MATERIAL PROVIDED
===

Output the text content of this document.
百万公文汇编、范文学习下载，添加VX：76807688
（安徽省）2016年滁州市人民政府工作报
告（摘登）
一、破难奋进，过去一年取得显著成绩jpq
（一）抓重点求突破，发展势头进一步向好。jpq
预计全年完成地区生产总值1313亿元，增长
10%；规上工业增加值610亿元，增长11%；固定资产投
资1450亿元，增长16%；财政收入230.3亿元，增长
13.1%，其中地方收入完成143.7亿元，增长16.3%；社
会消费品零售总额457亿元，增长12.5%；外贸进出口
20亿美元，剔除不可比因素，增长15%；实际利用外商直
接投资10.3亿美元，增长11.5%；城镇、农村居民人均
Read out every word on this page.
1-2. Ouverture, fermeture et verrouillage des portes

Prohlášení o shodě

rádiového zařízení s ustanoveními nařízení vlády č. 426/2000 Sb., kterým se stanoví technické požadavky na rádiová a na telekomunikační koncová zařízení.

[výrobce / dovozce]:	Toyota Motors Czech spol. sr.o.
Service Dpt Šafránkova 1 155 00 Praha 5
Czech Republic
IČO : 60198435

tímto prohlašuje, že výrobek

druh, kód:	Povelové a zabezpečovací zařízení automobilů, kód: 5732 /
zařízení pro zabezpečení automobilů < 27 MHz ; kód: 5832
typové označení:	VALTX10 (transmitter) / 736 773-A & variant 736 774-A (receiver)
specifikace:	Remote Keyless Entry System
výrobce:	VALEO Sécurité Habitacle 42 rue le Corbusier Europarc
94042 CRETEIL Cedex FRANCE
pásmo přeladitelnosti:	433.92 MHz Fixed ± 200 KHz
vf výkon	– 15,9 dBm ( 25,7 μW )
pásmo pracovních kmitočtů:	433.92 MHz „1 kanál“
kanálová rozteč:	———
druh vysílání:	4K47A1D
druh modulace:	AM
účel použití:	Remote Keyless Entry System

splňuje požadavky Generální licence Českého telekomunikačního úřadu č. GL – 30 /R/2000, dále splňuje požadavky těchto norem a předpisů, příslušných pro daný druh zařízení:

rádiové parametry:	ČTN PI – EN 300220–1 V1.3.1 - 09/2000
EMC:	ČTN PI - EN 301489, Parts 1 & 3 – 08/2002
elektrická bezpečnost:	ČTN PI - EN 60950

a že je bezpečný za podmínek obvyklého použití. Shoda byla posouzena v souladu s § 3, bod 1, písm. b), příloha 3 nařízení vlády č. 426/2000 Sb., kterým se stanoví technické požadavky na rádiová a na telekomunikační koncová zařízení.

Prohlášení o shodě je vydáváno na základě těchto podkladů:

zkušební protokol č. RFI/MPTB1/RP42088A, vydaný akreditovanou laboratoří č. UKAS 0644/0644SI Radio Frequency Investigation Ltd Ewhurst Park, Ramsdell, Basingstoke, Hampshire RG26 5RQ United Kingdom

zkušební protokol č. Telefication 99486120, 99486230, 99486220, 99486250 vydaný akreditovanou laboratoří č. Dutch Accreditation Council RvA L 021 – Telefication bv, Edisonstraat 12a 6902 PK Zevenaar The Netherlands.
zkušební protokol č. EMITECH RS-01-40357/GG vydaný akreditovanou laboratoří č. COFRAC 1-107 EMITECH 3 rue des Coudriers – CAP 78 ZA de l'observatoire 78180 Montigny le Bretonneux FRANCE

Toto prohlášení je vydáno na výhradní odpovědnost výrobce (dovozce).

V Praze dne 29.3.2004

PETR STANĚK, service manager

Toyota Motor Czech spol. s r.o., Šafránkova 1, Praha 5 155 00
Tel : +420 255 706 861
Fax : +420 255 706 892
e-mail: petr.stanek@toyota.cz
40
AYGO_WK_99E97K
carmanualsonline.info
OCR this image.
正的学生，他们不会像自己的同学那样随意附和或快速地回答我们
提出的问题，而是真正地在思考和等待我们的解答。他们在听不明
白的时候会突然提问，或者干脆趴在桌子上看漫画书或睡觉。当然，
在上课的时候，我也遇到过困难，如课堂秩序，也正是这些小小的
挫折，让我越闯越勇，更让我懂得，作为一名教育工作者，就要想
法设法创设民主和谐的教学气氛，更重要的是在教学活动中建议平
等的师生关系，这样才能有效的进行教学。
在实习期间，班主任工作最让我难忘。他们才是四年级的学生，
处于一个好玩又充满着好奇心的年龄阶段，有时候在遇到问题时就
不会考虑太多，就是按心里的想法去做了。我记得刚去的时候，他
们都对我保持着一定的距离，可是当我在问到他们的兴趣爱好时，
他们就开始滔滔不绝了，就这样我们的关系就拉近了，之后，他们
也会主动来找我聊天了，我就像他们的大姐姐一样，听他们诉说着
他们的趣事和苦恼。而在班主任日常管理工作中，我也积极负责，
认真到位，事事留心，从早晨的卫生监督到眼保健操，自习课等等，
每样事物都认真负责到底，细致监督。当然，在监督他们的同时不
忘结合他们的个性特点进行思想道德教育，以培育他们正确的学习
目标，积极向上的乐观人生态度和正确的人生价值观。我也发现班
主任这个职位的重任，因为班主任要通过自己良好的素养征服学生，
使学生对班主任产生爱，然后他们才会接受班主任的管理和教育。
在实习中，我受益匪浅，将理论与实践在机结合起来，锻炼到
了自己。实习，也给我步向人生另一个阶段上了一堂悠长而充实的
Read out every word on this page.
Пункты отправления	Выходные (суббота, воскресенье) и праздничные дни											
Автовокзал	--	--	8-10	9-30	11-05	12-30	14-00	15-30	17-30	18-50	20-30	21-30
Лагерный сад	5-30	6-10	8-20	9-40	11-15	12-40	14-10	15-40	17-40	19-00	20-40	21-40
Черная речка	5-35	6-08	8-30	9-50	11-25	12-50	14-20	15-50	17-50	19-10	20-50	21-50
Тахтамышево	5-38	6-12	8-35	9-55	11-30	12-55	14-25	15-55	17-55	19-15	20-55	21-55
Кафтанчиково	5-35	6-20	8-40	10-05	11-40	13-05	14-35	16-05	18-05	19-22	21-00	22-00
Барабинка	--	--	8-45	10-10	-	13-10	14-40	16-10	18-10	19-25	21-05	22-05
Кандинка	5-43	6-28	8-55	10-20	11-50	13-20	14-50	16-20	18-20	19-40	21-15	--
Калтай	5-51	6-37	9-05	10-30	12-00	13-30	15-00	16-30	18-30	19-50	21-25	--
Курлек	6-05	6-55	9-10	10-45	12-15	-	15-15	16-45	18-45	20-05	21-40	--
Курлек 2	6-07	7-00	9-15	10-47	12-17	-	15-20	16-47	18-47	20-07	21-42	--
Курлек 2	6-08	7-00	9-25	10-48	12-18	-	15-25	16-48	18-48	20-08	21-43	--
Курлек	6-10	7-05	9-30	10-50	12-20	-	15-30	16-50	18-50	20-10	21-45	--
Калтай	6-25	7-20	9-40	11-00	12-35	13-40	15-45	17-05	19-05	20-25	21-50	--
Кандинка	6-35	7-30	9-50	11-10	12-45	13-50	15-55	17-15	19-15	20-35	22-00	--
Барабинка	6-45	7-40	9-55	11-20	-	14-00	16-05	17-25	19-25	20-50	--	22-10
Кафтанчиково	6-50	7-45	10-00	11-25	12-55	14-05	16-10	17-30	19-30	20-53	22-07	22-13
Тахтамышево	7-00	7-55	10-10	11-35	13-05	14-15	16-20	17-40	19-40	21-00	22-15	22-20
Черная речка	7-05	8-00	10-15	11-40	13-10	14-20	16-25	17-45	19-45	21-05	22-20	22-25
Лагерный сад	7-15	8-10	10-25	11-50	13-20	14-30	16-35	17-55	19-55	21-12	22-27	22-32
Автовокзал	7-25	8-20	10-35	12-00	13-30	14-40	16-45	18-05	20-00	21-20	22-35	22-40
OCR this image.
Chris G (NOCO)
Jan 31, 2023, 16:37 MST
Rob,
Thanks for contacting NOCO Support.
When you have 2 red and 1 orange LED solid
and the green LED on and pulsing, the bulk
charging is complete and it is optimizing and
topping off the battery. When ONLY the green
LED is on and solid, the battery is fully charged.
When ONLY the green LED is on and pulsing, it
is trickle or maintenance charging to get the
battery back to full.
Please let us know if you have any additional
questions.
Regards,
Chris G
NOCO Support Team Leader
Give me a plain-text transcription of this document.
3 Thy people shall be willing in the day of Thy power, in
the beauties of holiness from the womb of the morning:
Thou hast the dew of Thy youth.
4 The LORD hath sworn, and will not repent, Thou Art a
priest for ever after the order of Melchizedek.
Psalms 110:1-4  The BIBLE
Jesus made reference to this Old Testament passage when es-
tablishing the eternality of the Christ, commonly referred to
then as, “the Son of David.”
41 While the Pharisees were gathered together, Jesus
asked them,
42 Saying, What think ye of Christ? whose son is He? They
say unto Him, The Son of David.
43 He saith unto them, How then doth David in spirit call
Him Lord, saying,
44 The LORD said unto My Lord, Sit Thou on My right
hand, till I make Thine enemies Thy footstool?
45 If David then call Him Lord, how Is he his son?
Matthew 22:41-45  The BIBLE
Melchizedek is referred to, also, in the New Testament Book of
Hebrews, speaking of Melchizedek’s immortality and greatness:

===

SHORT EXERCISE
Write out each line of the data that holds the string "FRANCE".

TASK OUTPUT
94042 CRETEIL Cedex FRANCE
zkušební protokol č. EMITECH RS-01-40357/GG vydaný akreditovanou laboratoří č. COFRAC 1-107 EMITECH 3 rue des Coudriers – CAP 78 ZA de l'observatoire 78180 Montigny le Bretonneux FRANCE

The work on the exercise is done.